Start of Input rows

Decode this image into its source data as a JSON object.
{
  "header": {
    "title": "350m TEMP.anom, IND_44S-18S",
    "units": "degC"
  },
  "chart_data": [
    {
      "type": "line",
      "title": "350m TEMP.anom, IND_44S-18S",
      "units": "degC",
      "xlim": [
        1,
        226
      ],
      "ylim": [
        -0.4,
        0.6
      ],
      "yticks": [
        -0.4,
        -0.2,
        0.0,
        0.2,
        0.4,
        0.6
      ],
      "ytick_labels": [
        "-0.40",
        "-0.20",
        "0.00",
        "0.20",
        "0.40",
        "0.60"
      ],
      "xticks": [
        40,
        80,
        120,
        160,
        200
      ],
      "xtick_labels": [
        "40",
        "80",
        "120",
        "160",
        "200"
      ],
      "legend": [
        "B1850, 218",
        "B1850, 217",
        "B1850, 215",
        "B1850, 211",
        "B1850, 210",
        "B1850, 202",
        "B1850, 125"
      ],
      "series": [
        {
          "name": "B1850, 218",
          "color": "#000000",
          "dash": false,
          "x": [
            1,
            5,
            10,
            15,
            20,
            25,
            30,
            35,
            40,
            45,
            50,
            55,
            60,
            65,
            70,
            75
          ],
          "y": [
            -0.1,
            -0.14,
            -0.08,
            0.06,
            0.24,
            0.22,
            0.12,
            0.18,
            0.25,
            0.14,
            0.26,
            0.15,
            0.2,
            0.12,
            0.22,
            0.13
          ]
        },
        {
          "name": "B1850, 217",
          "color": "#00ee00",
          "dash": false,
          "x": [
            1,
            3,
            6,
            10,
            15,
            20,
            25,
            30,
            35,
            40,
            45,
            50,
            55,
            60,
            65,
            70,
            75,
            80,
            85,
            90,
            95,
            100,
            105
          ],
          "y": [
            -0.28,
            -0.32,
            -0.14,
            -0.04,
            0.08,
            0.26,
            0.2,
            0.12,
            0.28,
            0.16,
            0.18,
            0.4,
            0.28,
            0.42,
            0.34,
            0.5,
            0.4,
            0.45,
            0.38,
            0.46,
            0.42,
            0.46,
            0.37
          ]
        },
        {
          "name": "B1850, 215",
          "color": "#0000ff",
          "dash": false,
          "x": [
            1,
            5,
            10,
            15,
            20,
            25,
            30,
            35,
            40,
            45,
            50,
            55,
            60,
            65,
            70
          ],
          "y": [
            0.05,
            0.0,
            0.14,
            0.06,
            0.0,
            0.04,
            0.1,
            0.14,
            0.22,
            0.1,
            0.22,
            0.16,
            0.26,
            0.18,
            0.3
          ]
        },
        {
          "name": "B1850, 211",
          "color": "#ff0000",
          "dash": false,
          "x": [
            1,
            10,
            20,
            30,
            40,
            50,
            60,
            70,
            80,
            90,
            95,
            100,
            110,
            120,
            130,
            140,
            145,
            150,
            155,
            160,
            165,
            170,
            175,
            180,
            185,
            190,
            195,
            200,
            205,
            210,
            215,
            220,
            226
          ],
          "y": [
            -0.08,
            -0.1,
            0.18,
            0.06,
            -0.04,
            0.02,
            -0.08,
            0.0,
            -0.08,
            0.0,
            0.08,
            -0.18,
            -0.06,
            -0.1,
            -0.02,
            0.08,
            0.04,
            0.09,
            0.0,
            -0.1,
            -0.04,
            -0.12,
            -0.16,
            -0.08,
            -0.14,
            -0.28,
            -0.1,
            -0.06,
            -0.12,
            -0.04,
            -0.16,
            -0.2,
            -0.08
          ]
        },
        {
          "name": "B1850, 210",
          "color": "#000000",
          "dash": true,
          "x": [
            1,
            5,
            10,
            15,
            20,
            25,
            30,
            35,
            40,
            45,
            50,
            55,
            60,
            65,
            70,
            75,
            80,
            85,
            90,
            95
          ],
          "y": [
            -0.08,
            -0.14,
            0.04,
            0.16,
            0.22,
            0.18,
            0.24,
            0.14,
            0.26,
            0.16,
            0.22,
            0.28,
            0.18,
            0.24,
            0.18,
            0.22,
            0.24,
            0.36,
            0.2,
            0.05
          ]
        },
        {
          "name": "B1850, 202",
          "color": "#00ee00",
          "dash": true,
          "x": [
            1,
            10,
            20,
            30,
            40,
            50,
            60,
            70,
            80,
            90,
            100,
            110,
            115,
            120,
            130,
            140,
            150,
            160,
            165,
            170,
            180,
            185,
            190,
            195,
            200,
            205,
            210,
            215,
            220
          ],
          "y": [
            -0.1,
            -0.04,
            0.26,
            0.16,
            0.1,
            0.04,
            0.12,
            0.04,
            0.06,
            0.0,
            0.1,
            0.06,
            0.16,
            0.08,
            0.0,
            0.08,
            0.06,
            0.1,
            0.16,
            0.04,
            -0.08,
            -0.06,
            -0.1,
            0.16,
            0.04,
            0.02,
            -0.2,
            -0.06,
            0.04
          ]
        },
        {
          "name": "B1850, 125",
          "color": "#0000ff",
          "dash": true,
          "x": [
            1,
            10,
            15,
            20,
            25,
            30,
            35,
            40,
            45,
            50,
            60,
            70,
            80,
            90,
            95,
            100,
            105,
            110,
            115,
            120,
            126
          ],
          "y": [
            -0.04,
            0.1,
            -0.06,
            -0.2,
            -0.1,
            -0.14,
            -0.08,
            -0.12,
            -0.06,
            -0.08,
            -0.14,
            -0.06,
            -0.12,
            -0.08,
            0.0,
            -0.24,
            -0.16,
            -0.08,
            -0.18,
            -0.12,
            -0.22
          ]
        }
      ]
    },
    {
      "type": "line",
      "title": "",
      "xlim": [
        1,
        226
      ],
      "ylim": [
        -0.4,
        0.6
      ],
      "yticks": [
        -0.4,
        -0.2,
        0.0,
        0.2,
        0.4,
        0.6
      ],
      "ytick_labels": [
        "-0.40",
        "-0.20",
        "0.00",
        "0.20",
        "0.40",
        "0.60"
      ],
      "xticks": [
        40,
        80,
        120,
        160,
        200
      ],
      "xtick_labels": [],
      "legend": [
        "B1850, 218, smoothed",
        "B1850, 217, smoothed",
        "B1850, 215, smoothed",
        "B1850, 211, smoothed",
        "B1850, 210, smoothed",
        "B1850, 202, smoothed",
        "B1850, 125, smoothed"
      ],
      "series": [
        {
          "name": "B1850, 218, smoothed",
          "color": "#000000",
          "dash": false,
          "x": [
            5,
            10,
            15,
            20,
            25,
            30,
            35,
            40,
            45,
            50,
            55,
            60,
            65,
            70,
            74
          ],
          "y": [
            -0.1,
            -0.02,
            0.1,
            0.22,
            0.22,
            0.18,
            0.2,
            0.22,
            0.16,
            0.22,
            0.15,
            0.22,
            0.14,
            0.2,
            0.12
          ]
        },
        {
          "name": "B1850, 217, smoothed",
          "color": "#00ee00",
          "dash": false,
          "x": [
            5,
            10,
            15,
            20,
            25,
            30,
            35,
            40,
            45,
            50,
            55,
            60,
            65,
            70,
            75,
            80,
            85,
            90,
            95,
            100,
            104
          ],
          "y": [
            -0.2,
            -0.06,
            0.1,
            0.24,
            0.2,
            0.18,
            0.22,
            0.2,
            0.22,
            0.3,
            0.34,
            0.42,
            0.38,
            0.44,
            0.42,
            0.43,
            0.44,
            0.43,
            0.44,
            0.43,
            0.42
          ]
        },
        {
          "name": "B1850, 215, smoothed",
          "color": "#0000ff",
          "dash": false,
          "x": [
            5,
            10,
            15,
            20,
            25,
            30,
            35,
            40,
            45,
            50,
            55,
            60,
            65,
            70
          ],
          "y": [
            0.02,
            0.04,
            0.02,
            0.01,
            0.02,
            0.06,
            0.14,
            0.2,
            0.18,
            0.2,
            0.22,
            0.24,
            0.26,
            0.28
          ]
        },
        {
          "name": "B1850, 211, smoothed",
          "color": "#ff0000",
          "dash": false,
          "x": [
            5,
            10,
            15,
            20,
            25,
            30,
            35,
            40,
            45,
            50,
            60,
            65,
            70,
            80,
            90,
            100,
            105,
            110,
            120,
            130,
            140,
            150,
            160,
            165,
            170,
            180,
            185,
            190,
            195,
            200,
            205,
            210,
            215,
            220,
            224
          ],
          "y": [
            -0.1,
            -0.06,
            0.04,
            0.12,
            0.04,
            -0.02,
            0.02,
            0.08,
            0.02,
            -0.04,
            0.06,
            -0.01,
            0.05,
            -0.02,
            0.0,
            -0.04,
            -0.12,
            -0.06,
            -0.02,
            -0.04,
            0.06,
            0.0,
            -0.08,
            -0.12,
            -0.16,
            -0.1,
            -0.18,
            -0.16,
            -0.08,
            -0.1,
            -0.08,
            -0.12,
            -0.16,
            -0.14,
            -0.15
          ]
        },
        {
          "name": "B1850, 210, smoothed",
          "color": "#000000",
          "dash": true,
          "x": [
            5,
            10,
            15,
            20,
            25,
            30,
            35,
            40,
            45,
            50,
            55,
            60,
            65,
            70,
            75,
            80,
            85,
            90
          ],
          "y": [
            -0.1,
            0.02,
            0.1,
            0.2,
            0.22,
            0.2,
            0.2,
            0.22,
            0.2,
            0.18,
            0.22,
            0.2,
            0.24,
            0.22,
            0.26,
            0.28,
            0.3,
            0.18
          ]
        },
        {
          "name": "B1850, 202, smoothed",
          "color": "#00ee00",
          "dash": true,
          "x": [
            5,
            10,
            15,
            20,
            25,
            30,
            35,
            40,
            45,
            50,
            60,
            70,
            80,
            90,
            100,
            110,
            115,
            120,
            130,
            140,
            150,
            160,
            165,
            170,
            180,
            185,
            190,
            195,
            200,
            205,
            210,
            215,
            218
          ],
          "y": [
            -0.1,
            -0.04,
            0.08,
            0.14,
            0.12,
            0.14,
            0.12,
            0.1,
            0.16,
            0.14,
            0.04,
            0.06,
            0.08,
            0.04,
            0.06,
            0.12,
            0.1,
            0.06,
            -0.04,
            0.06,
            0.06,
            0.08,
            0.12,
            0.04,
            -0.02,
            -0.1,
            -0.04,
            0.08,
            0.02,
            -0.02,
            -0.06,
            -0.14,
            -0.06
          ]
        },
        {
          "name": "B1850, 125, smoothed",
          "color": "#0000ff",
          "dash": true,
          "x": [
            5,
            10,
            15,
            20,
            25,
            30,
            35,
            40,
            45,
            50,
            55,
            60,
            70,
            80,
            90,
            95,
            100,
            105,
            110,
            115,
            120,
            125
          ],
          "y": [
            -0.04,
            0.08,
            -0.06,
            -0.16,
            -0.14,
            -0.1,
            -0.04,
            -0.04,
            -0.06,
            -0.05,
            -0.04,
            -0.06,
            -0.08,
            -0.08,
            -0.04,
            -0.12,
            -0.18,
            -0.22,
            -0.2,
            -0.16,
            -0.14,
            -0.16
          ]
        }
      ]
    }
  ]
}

End of Input rows

**Your goal:** Find every line that holds "title" and copy it.

**Exercise result:**
    "title": "350m TEMP.anom, IND_44S-18S",
      "title": "350m TEMP.anom, IND_44S-18S",
      "title": "",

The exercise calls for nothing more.